§ **RECORD LIST**:
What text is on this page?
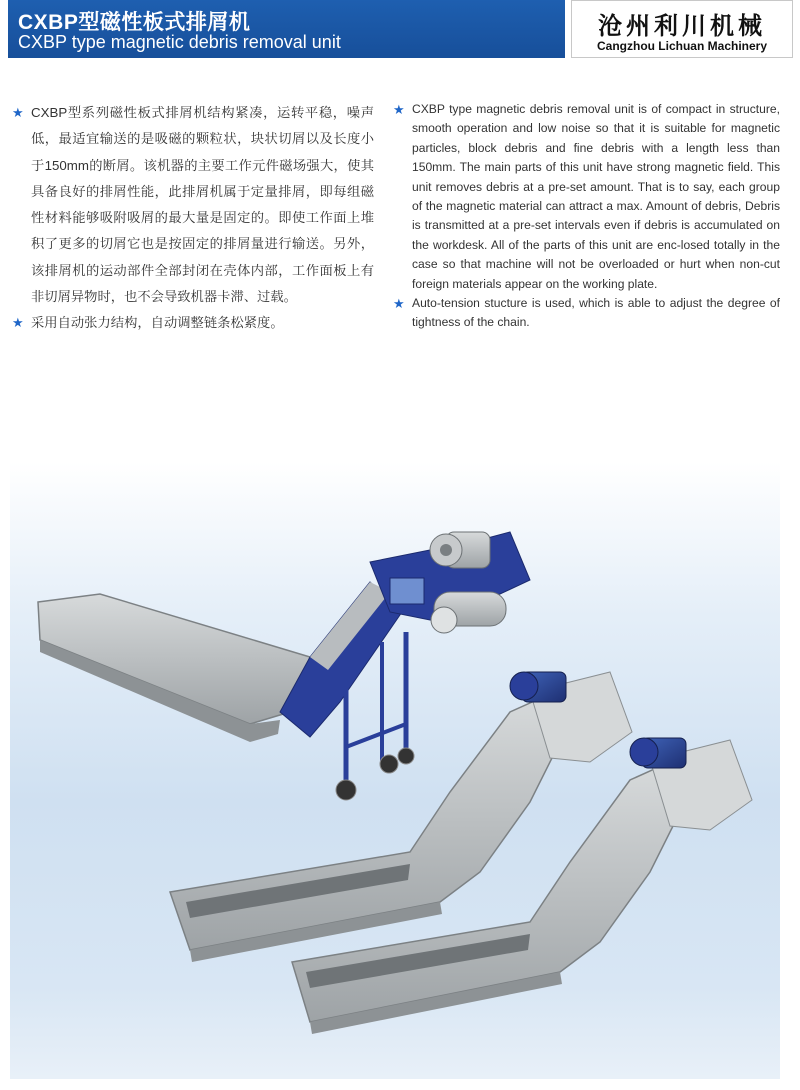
CXBP型磁性板式排屑机
CXBP type magnetic debris removal unit
沧州利川机械
Cangzhou Lichuan Machinery

★ CXBP型系列磁性板式排屑机结构紧凑，运转平稳，噪声低，最适宜输送的是吸磁的颗粒状，块状切屑以及长度小于150mm的断屑。该机器的主要工作元件磁场强大，使其具备良好的排屑性能，此排屑机属于定量排屑，即每组磁性材料能够吸附吸屑的最大量是固定的。即使工作面上堆积了更多的切屑它也是按固定的排屑量进行输送。另外，该排屑机的运动部件全部封闭在壳体内部，工作面板上有非切屑异物时，也不会导致机器卡滞、过载。

★ 采用自动张力结构，自动调整链条松紧度。

★ CXBP type magnetic debris removal unit is of compact in structure, smooth operation and low noise so that it is suitable for magnetic particles, block debris and fine debris with a length less than 150mm. The main parts of this unit have strong magnetic field. This unit removes debris at a pre-set amount. That is to say, each group of the magnetic material can attract a max. Amount of debris, Debris is transmitted at a pre-set intervals even if debris is accumulated on the workdesk. All of the parts of this unit are enc-losed totally in the case so that machine will not be overloaded or hurt when non-cut foreign materials appear on the working plate.

★ Auto-tension stucture is used, which is able to adjust the degree of tightness of the chain.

§ **WHAT TO DO**: Using the material above, retype each entry exactly and omit the pictures.

§ **PROBLEM SOLUTION**:
What text is on this page?
CXBP型磁性板式排屑机
CXBP type magnetic debris removal unit
沧州利川机械
Cangzhou Lichuan Machinery

★ CXBP型系列磁性板式排屑机结构紧凑，运转平稳，噪声低，最适宜输送的是吸磁的颗粒状，块状切屑以及长度小于150mm的断屑。该机器的主要工作元件磁场强大，使其具备良好的排屑性能，此排屑机属于定量排屑，即每组磁性材料能够吸附吸屑的最大量是固定的。即使工作面上堆积了更多的切屑它也是按固定的排屑量进行输送。另外，该排屑机的运动部件全部封闭在壳体内部，工作面板上有非切屑异物时，也不会导致机器卡滞、过载。

★ 采用自动张力结构，自动调整链条松紧度。

★ CXBP type magnetic debris removal unit is of compact in structure, smooth operation and low noise so that it is suitable for magnetic particles, block debris and fine debris with a length less than 150mm. The main parts of this unit have strong magnetic field. This unit removes debris at a pre-set amount. That is to say, each group of the magnetic material can attract a max. Amount of debris, Debris is transmitted at a pre-set intervals even if debris is accumulated on the workdesk. All of the parts of this unit are enc-losed totally in the case so that machine will not be overloaded or hurt when non-cut foreign materials appear on the working plate.

★ Auto-tension stucture is used, which is able to adjust the degree of tightness of the chain.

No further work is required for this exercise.